*Task*.
Filter the lines below, copying only those with the string "plumbing".

*Information shown*.
━━━━━━━━━━━━━━━━━━━━━━━━━━━━━━

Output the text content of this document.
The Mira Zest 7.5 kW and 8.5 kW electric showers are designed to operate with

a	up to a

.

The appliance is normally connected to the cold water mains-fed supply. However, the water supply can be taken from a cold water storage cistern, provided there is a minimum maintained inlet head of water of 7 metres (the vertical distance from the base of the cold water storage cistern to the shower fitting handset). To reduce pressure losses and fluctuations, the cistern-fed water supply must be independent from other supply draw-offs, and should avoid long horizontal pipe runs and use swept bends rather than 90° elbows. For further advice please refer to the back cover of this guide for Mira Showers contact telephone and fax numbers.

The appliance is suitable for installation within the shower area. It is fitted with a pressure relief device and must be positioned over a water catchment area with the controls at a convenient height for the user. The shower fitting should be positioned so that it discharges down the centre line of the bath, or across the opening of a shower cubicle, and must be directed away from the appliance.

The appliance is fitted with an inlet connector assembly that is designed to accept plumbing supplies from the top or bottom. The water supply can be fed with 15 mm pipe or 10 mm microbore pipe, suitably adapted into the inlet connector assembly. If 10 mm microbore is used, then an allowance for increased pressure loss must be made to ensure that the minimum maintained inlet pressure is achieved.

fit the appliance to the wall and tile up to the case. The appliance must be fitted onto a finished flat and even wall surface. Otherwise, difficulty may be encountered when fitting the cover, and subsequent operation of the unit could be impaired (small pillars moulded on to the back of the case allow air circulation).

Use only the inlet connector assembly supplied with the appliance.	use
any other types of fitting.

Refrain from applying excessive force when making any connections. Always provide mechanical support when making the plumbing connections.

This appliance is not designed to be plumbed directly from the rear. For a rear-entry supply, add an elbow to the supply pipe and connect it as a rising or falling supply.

━━━━━━━━━━━━━━━━━━━━━━━━━━━━━━

*Answer in full*.
The appliance is fitted with an inlet connector assembly that is designed to accept plumbing supplies from the top or bottom. The water supply can be fed with 15 mm pipe or 10 mm microbore pipe, suitably adapted into the inlet connector assembly. If 10 mm microbore is used, then an allowance for increased pressure loss must be made to ensure that the minimum maintained inlet pressure is achieved.
Refrain from applying excessive force when making any connections. Always provide mechanical support when making the plumbing connections.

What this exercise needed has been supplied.